Exercise instructions.
Collect every line in the records below that contains the word "اللوجستية".

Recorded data
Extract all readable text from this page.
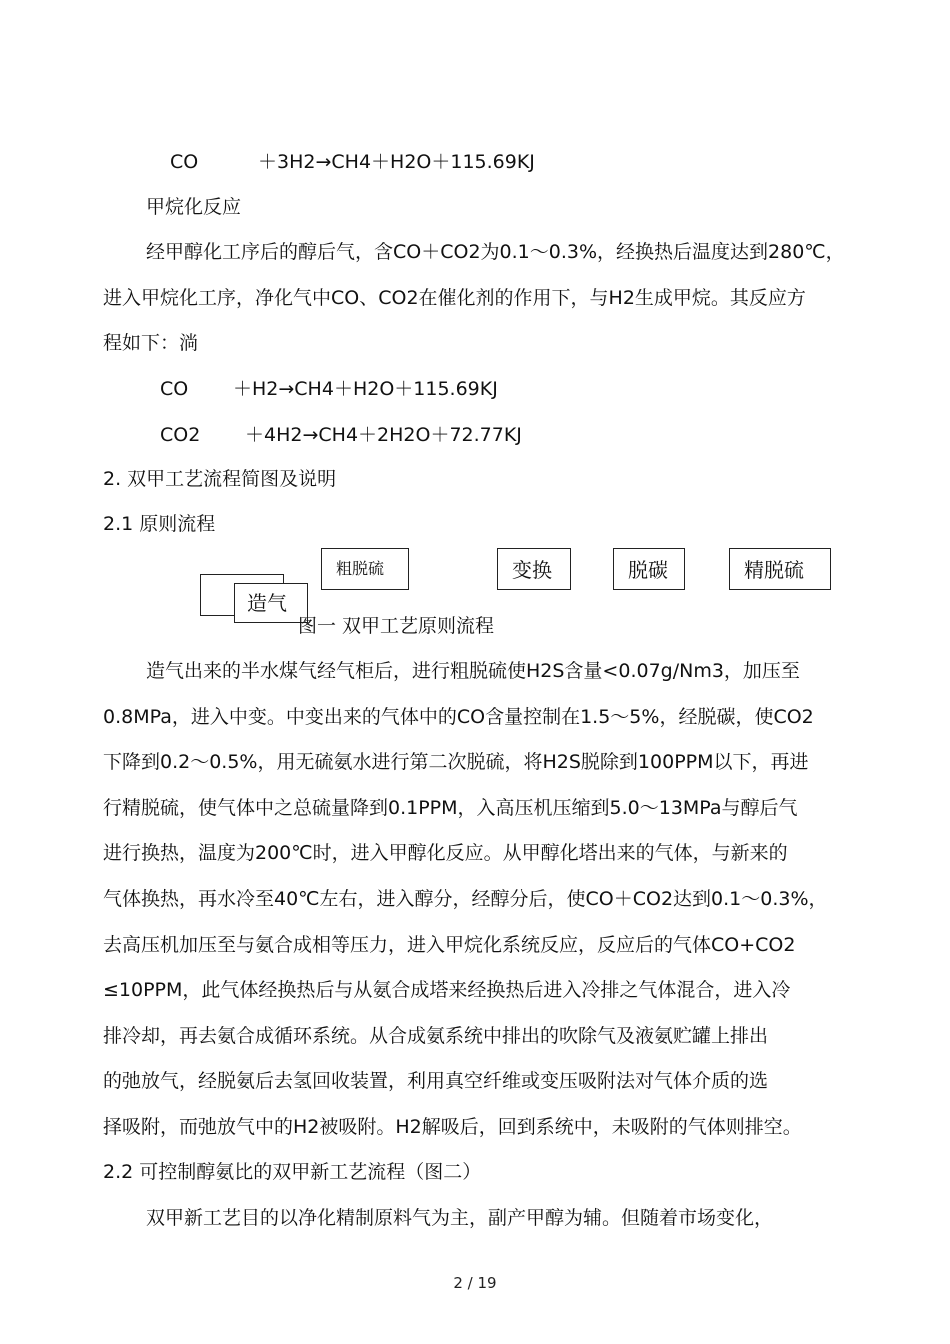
CO	＋3H2→CH4＋H2O＋115.69KJ
甲烷化反应
经甲醇化工序后的醇后气，含CO＋CO2为0.1～0.3%，经换热后温度达到280℃，
进入甲烷化工序，净化气中CO、CO2在催化剂的作用下，与H2生成甲烷。其反应方
程如下：淌
CO ＋H2→CH4＋H2O＋115.69KJ
CO2 ＋4H2→CH4＋2H2O＋72.77KJ
2. 双甲工艺流程简图及说明
2.1 原则流程
造气
粗脱硫	变换	脱碳	精脱硫
图一 双甲工艺原则流程
造气出来的半水煤气经气柜后，进行粗脱硫使H2S含量<0.07g/Nm3，加压至
0.8MPa，进入中变。中变出来的气体中的CO含量控制在1.5～5%，经脱碳，使CO2
下降到0.2～0.5%，用无硫氨水进行第二次脱硫，将H2S脱除到100PPM以下，再进
行精脱硫，使气体中之总硫量降到0.1PPM，入高压机压缩到5.0～13MPa与醇后气
进行换热，温度为200℃时，进入甲醇化反应。从甲醇化塔出来的气体，与新来的
气体换热，再水冷至40℃左右，进入醇分，经醇分后，使CO＋CO2达到0.1～0.3%，
去高压机加压至与氨合成相等压力，进入甲烷化系统反应，反应后的气体CO+CO2
≤10PPM，此气体经换热后与从氨合成塔来经换热后进入冷排之气体混合，进入冷
排冷却，再去氨合成循环系统。从合成氨系统中排出的吹除气及液氨贮罐上排出
的弛放气，经脱氨后去氢回收装置，利用真空纤维或变压吸附法对气体介质的选
择吸附，而弛放气中的H2被吸附。H2解吸后，回到系统中，未吸附的气体则排空。
2.2 可控制醇氨比的双甲新工艺流程（图二）
双甲新工艺目的以净化精制原料气为主，副产甲醇为辅。但随着市场变化，
2 / 19
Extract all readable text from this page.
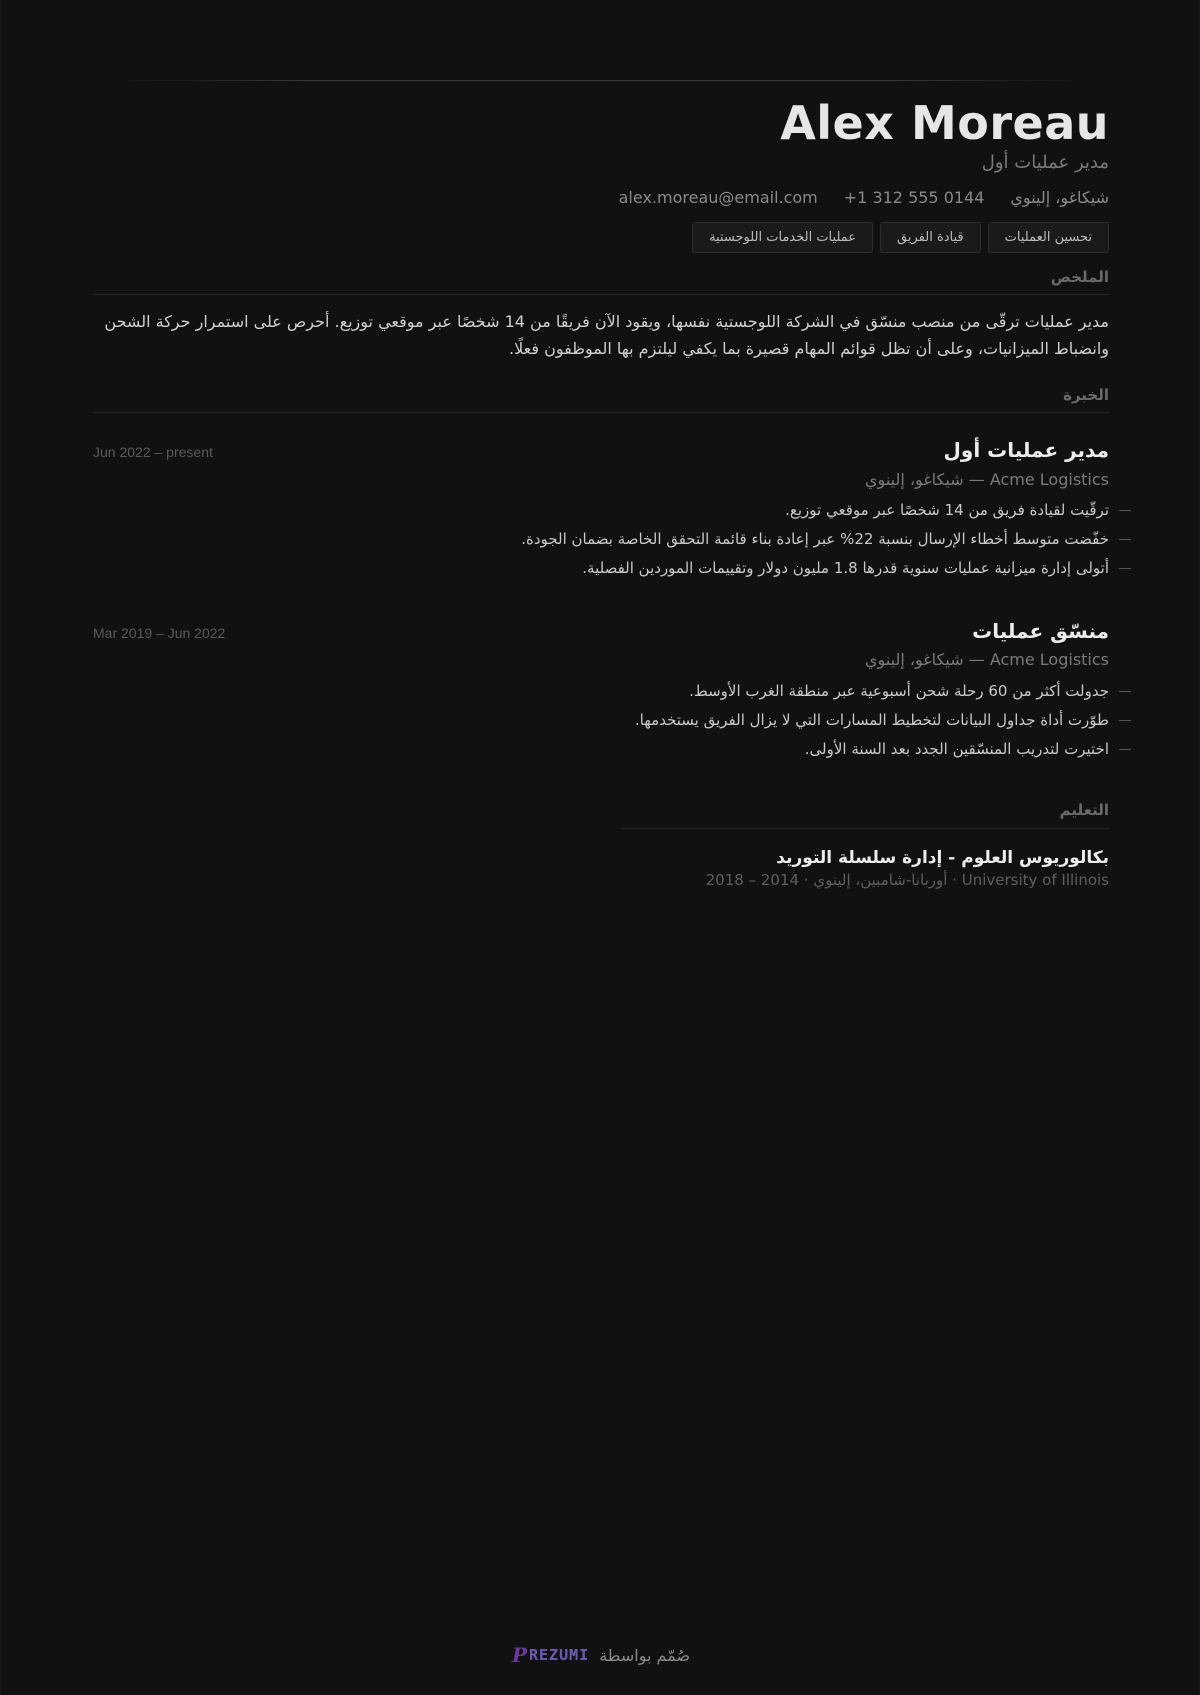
Alex Moreau
مدير عمليات أول
alex.moreau@email.com +1 312 555 0144 شيكاغو، إلينوي
عمليات الخدمات اللوجستية	قيادة الفريق	تحسين العمليات
الملخص

مدير عمليات ترقّى من منصب منسّق في الشركة اللوجستية نفسها، ويقود الآن فريقًا من 14 شخصًا عبر موقعي توزيع. أحرص على استمرار حركة الشحن وانضباط الميزانيات، وعلى أن تظل قوائم المهام قصيرة بما يكفي ليلتزم بها الموظفون فعلًا.

الخبرة
مدير عمليات أول
Jun 2022 – present
Acme Logistics — شيكاغو، إلينوي
ترقّيت لقيادة فريق من 14 شخصًا عبر موقعي توزيع.
خفّضت متوسط أخطاء الإرسال بنسبة 22% عبر إعادة بناء قائمة التحقق الخاصة بضمان الجودة.
أتولى إدارة ميزانية عمليات سنوية قدرها 1.8 مليون دولار وتقييمات الموردين الفصلية.
منسّق عمليات
Mar 2019 – Jun 2022
Acme Logistics — شيكاغو، إلينوي
جدولت أكثر من 60 رحلة شحن أسبوعية عبر منطقة الغرب الأوسط.
طوّرت أداة جداول البيانات لتخطيط المسارات التي لا يزال الفريق يستخدمها.
اختيرت لتدريب المنسّقين الجدد بعد السنة الأولى.
التعليم
بكالوريوس العلوم - إدارة سلسلة التوريد
University of Illinois · أوربانا-شامبين، إلينوي · 2014 – 2018
P REZUMI صُمّم بواسطة
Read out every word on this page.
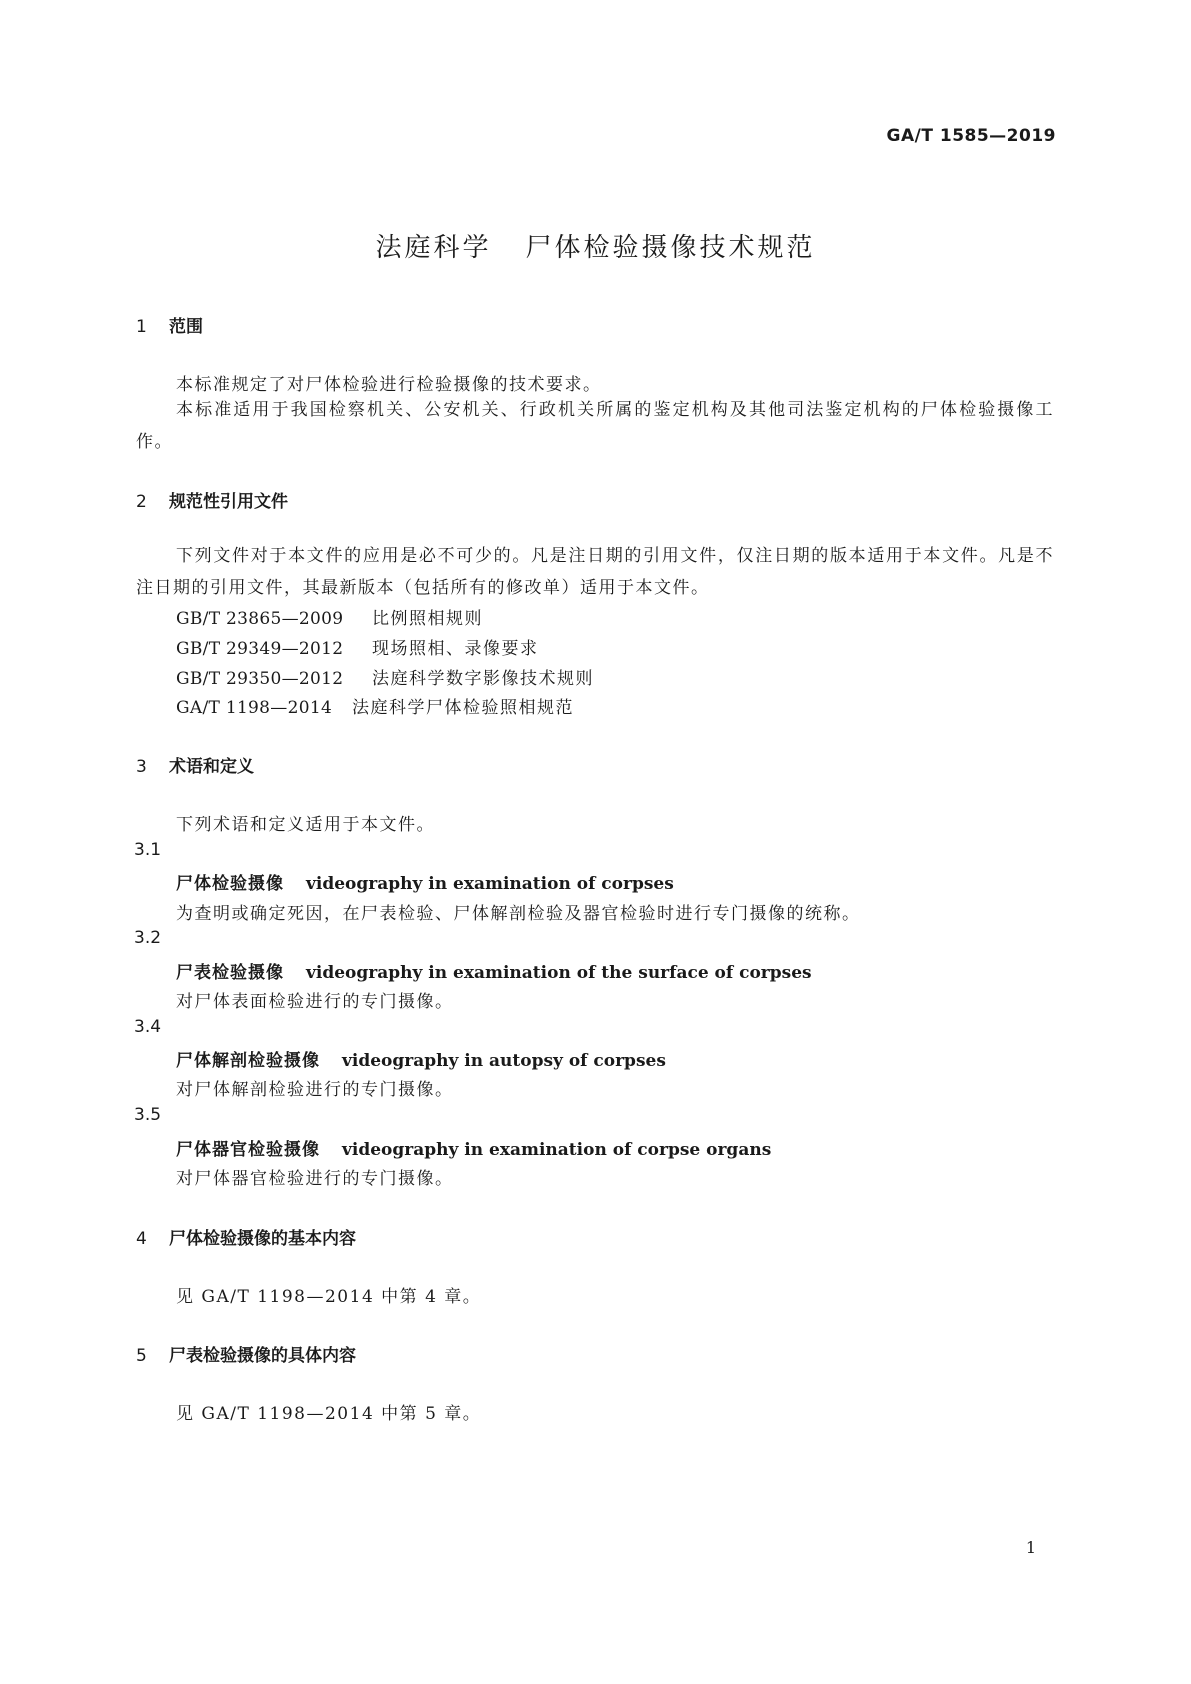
GA/T 1585—2019
法庭科学 尸体检验摄像技术规范
1 范围
本标准规定了对尸体检验进行检验摄像的技术要求。
本标准适用于我国检察机关、公安机关、行政机关所属的鉴定机构及其他司法鉴定机构的尸体检验摄像工作。
2 规范性引用文件
下列文件对于本文件的应用是必不可少的。凡是注日期的引用文件，仅注日期的版本适用于本文件。凡是不注日期的引用文件，其最新版本（包括所有的修改单）适用于本文件。
GB/T 23865—2009 比例照相规则
GB/T 29349—2012 现场照相、录像要求
GB/T 29350—2012 法庭科学数字影像技术规则
GA/T 1198—2014 法庭科学尸体检验照相规范
3 术语和定义
下列术语和定义适用于本文件。
3.1
尸体检验摄像 videography in examination of corpses
为查明或确定死因，在尸表检验、尸体解剖检验及器官检验时进行专门摄像的统称。
3.2
尸表检验摄像 videography in examination of the surface of corpses
对尸体表面检验进行的专门摄像。
3.4
尸体解剖检验摄像 videography in autopsy of corpses
对尸体解剖检验进行的专门摄像。
3.5
尸体器官检验摄像 videography in examination of corpse organs
对尸体器官检验进行的专门摄像。
4 尸体检验摄像的基本内容
见 GA/T 1198—2014 中第 4 章。
5 尸表检验摄像的具体内容
见 GA/T 1198—2014 中第 5 章。
1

Full solution.
عمليات الخدمات اللوجستية	قيادة الفريق	تحسين العمليات
مدير عمليات ترقّى من منصب منسّق في الشركة اللوجستية نفسها، ويقود الآن فريقًا من 14 شخصًا عبر موقعي توزيع. أحرص على استمرار حركة الشحن وانضباط الميزانيات، وعلى أن تظل قوائم المهام قصيرة بما يكفي ليلتزم بها الموظفون فعلًا.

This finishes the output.